INFORMATION SUPPLIED –
_ _ _ _ _

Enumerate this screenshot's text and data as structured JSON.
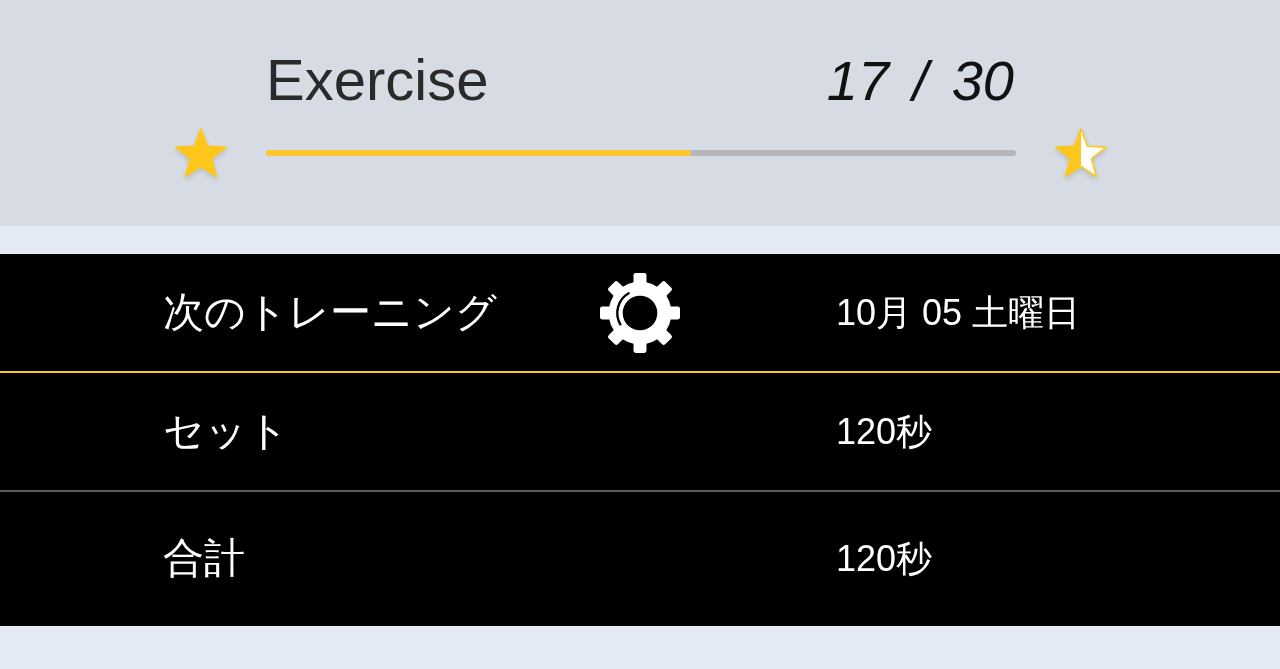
{
  "header": {
    "title": "Exercise",
    "progress": {
      "reading": "17 / 30",
      "level": 0.567
    },
    "milestones": [
      {
        "level": 1
      },
      {
        "level": 0.5
      }
    ]
  },
  "rows": [
    {
      "kind": "settings",
      "label": "次のトレーニング",
      "value": "10月 05 土曜日",
      "selected": true
    },
    {
      "kind": "plain",
      "label": "セット",
      "value": "120秒",
      "selected": false
    },
    {
      "kind": "plain",
      "label": "合計",
      "value": "120秒",
      "selected": false
    }
  ]
}
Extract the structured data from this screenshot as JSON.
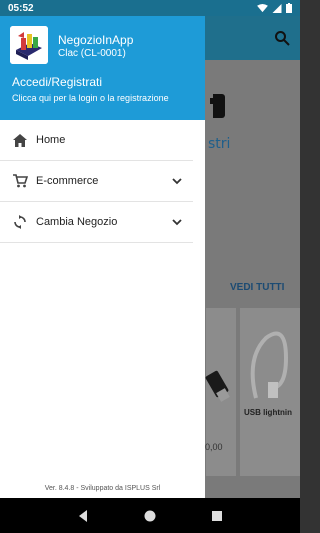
{
  "status_bar": {
    "time": "05:52",
    "icons": [
      "wifi-icon",
      "signal-icon",
      "battery-icon"
    ]
  },
  "drawer": {
    "app_name": "NegozioInApp",
    "store_code": "Clac (CL-0001)",
    "login_title": "Accedi/Registrati",
    "login_subtitle": "Clicca qui per la login o la registrazione",
    "menu": [
      {
        "label": "Home",
        "icon": "home-icon",
        "expandable": false
      },
      {
        "label": "E-commerce",
        "icon": "cart-icon",
        "expandable": true
      },
      {
        "label": "Cambia Negozio",
        "icon": "sync-icon",
        "expandable": true
      }
    ],
    "version": "Ver. 8.4.8 - Sviluppato da ISPLUS Srl"
  },
  "background": {
    "logo_fragment": "stri",
    "see_all": "VEDI TUTTI",
    "product_name": "USB lightnin",
    "product_price": "0,00"
  },
  "navbar": {
    "buttons": [
      "back-icon",
      "home-circle-icon",
      "recents-icon"
    ]
  },
  "colors": {
    "drawer_header": "#1e9bd7",
    "app_bar": "#1f6f8c",
    "status_bar": "#1a6f8f"
  }
}
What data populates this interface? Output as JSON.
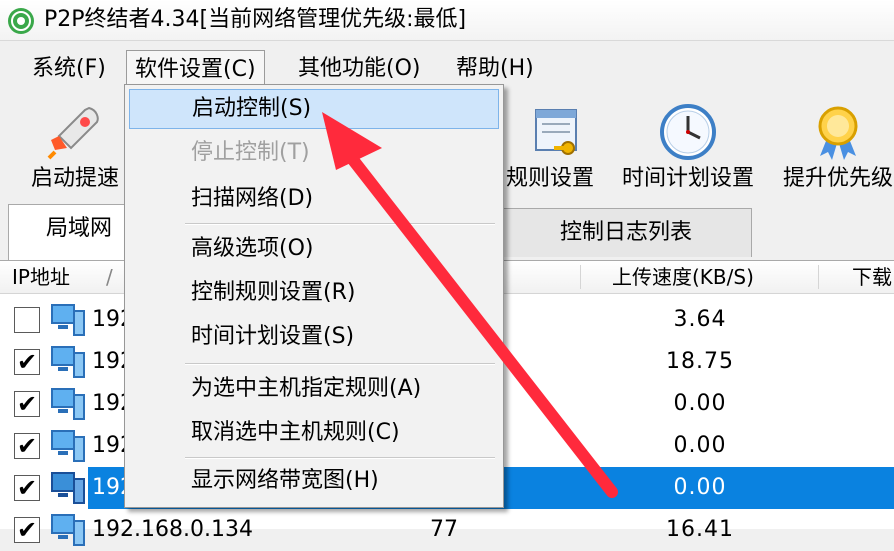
{
  "window": {
    "title": "P2P终结者4.34[当前网络管理优先级:最低]"
  },
  "menubar": {
    "items": [
      {
        "label": "系统(F)"
      },
      {
        "label": "软件设置(C)"
      },
      {
        "label": "其他功能(O)"
      },
      {
        "label": "帮助(H)"
      }
    ]
  },
  "toolbar": {
    "items": [
      {
        "label": "启动提速",
        "icon": "rocket-icon"
      },
      {
        "label": "规则设置",
        "icon": "rules-key-icon"
      },
      {
        "label": "时间计划设置",
        "icon": "clock-icon"
      },
      {
        "label": "提升优先级",
        "icon": "award-ribbon-icon"
      }
    ]
  },
  "tabs": [
    {
      "label": "局域网"
    },
    {
      "label": "控制日志列表"
    }
  ],
  "list": {
    "headers": {
      "ip": "IP地址",
      "sort_indicator": "/",
      "upload": "上传速度(KB/S)",
      "download": "下载"
    },
    "rows": [
      {
        "checked": "",
        "ip": "192",
        "upload": "3.64",
        "extra": ""
      },
      {
        "checked": "✔",
        "ip": "192",
        "upload": "18.75",
        "extra": ""
      },
      {
        "checked": "✔",
        "ip": "192",
        "upload": "0.00",
        "extra": ""
      },
      {
        "checked": "✔",
        "ip": "192",
        "upload": "0.00",
        "extra": ""
      },
      {
        "checked": "✔",
        "ip": "192",
        "upload": "0.00",
        "extra": "",
        "selected": true
      },
      {
        "checked": "✔",
        "ip": "192.168.0.134",
        "upload": "16.41",
        "extra": "77"
      }
    ]
  },
  "dropdown": {
    "items": [
      {
        "label": "启动控制(S)",
        "state": "highlighted"
      },
      {
        "label": "停止控制(T)",
        "state": "disabled"
      },
      {
        "label": "扫描网络(D)",
        "state": "normal"
      },
      {
        "label": "高级选项(O)",
        "state": "normal"
      },
      {
        "label": "控制规则设置(R)",
        "state": "normal"
      },
      {
        "label": "时间计划设置(S)",
        "state": "normal"
      },
      {
        "label": "为选中主机指定规则(A)",
        "state": "normal"
      },
      {
        "label": "取消选中主机规则(C)",
        "state": "normal"
      },
      {
        "label": "显示网络带宽图(H)",
        "state": "normal"
      }
    ]
  },
  "colors": {
    "selection": "#0a82e0",
    "menu_highlight": "#cfe5fb",
    "annotation_arrow": "#ff2a3c"
  }
}
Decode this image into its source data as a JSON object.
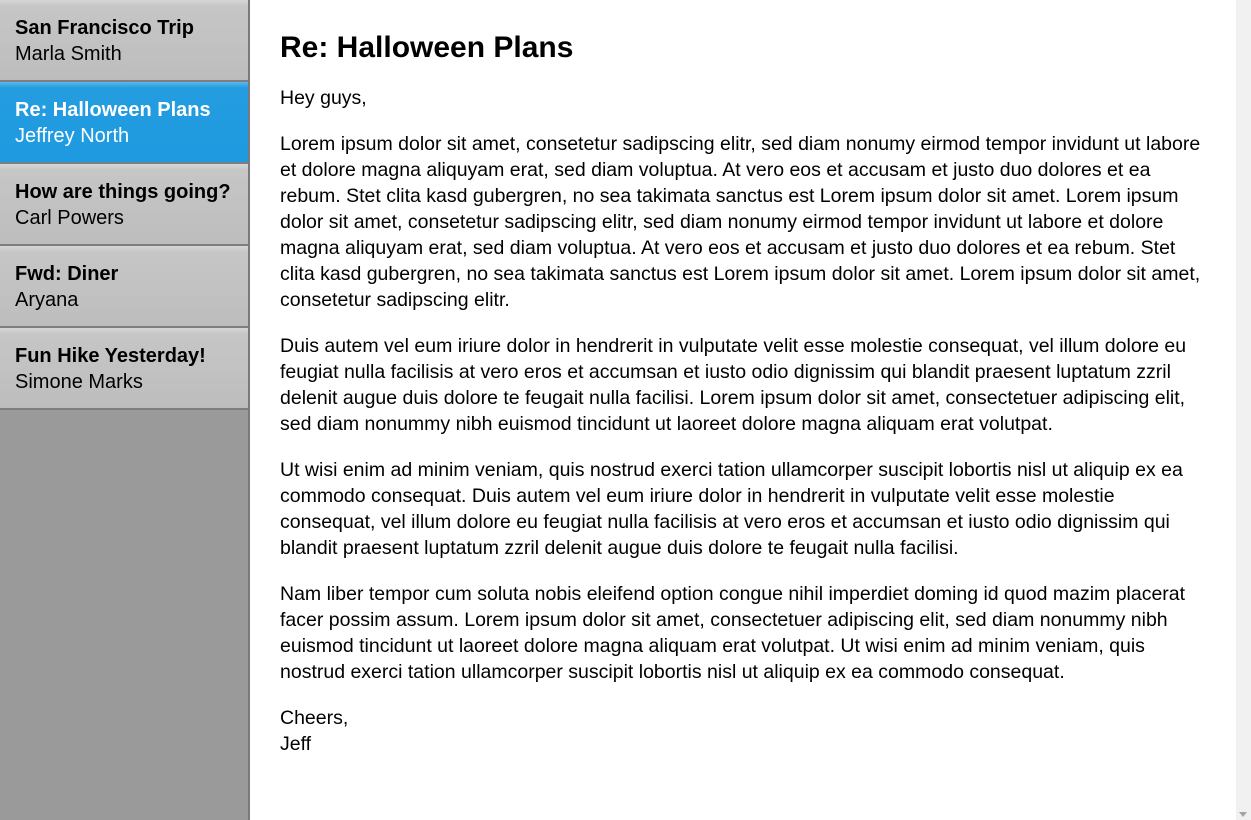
{
  "inbox": {
    "items": [
      {
        "subject": "San Francisco Trip",
        "sender": "Marla Smith"
      },
      {
        "subject": "Re: Halloween Plans",
        "sender": "Jeffrey North"
      },
      {
        "subject": "How are things going?",
        "sender": "Carl Powers"
      },
      {
        "subject": "Fwd: Diner",
        "sender": "Aryana"
      },
      {
        "subject": "Fun Hike Yesterday!",
        "sender": "Simone Marks"
      }
    ],
    "selected_index": 1
  },
  "email": {
    "title": "Re: Halloween Plans",
    "greeting": "Hey guys,",
    "paragraphs": [
      "Lorem ipsum dolor sit amet, consetetur sadipscing elitr, sed diam nonumy eirmod tempor invidunt ut labore et dolore magna aliquyam erat, sed diam voluptua. At vero eos et accusam et justo duo dolores et ea rebum. Stet clita kasd gubergren, no sea takimata sanctus est Lorem ipsum dolor sit amet. Lorem ipsum dolor sit amet, consetetur sadipscing elitr, sed diam nonumy eirmod tempor invidunt ut labore et dolore magna aliquyam erat, sed diam voluptua. At vero eos et accusam et justo duo dolores et ea rebum. Stet clita kasd gubergren, no sea takimata sanctus est Lorem ipsum dolor sit amet. Lorem ipsum dolor sit amet, consetetur sadipscing elitr.",
      "Duis autem vel eum iriure dolor in hendrerit in vulputate velit esse molestie consequat, vel illum dolore eu feugiat nulla facilisis at vero eros et accumsan et iusto odio dignissim qui blandit praesent luptatum zzril delenit augue duis dolore te feugait nulla facilisi. Lorem ipsum dolor sit amet, consectetuer adipiscing elit, sed diam nonummy nibh euismod tincidunt ut laoreet dolore magna aliquam erat volutpat.",
      "Ut wisi enim ad minim veniam, quis nostrud exerci tation ullamcorper suscipit lobortis nisl ut aliquip ex ea commodo consequat. Duis autem vel eum iriure dolor in hendrerit in vulputate velit esse molestie consequat, vel illum dolore eu feugiat nulla facilisis at vero eros et accumsan et iusto odio dignissim qui blandit praesent luptatum zzril delenit augue duis dolore te feugait nulla facilisi.",
      "Nam liber tempor cum soluta nobis eleifend option congue nihil imperdiet doming id quod mazim placerat facer possim assum. Lorem ipsum dolor sit amet, consectetuer adipiscing elit, sed diam nonummy nibh euismod tincidunt ut laoreet dolore magna aliquam erat volutpat. Ut wisi enim ad minim veniam, quis nostrud exerci tation ullamcorper suscipit lobortis nisl ut aliquip ex ea commodo consequat."
    ],
    "closing": "Cheers,",
    "signature": "Jeff"
  },
  "colors": {
    "selected_bg": "#1e9ae0",
    "item_bg": "#bdbdbd",
    "sidebar_bg": "#9a9a9a"
  }
}
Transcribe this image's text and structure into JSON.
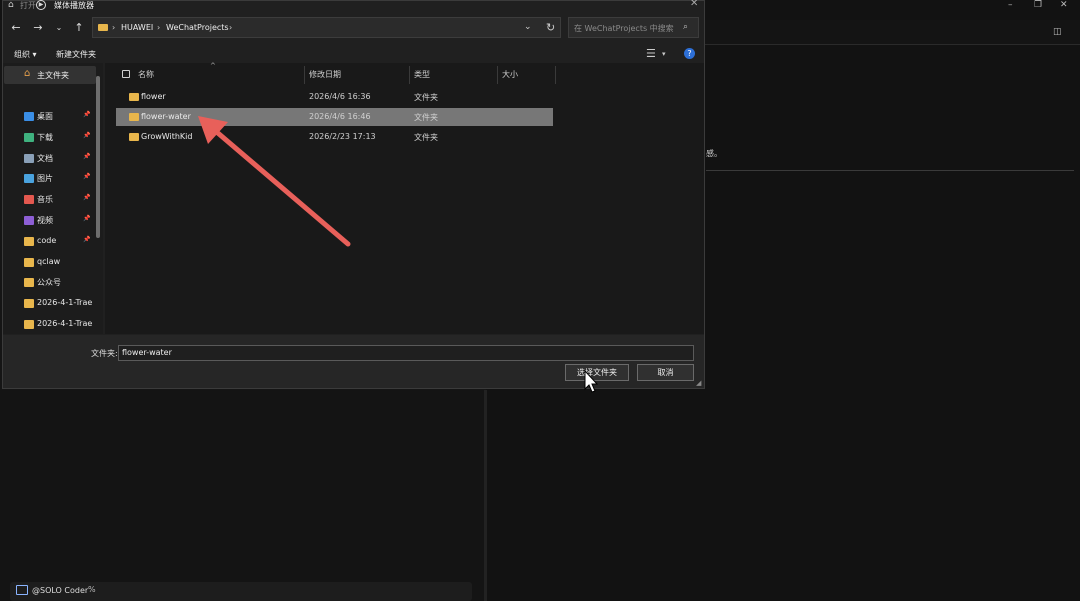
{
  "background": {
    "right_text_fragment": "感。",
    "status_label": "@SOLO Coder",
    "status_extra": "%"
  },
  "dialog": {
    "title_fragment": "打开",
    "title": "媒体播放器",
    "address": {
      "segments": [
        "HUAWEI",
        "WeChatProjects"
      ],
      "separator": "›"
    },
    "search_placeholder": "在 WeChatProjects 中搜索",
    "toolbar": {
      "organize": "组织 ▾",
      "new_folder": "新建文件夹"
    },
    "sidebar": {
      "home": "主文件夹",
      "items": [
        {
          "label": "桌面",
          "icon": "desktop-icon",
          "color": "#3a8ee6",
          "pinned": true
        },
        {
          "label": "下载",
          "icon": "download-icon",
          "color": "#3fb27f",
          "pinned": true
        },
        {
          "label": "文档",
          "icon": "document-icon",
          "color": "#8aa0b8",
          "pinned": true
        },
        {
          "label": "图片",
          "icon": "pictures-icon",
          "color": "#4aa3df",
          "pinned": true
        },
        {
          "label": "音乐",
          "icon": "music-icon",
          "color": "#e4584f",
          "pinned": true
        },
        {
          "label": "视频",
          "icon": "video-icon",
          "color": "#8e5fd6",
          "pinned": true
        },
        {
          "label": "code",
          "icon": "folder-icon",
          "color": "#e8b64c",
          "pinned": true
        },
        {
          "label": "qclaw",
          "icon": "folder-icon",
          "color": "#e8b64c",
          "pinned": false
        },
        {
          "label": "公众号",
          "icon": "folder-icon",
          "color": "#e8b64c",
          "pinned": false
        },
        {
          "label": "2026-4-1-Trae",
          "icon": "folder-icon",
          "color": "#e8b64c",
          "pinned": false
        },
        {
          "label": "2026-4-1-Trae",
          "icon": "folder-icon",
          "color": "#e8b64c",
          "pinned": false
        }
      ]
    },
    "columns": {
      "name": "名称",
      "date": "修改日期",
      "type": "类型",
      "size": "大小"
    },
    "files": [
      {
        "name": "flower",
        "date": "2026/4/6 16:36",
        "type": "文件夹",
        "selected": false
      },
      {
        "name": "flower-water",
        "date": "2026/4/6 16:46",
        "type": "文件夹",
        "selected": true
      },
      {
        "name": "GrowWithKid",
        "date": "2026/2/23 17:13",
        "type": "文件夹",
        "selected": false
      }
    ],
    "folder_label": "文件夹:",
    "folder_value": "flower-water",
    "select_button": "选择文件夹",
    "cancel_button": "取消"
  },
  "colors": {
    "accent_arrow": "#e8605a",
    "folder": "#e8b64c",
    "selected_row": "#777777"
  }
}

_ _ _ _ _

WRITTEN REQUEST –
For the data above, state how many lines contain "structured"; the number is the whole answer.

WRITTEN ANSWER –
2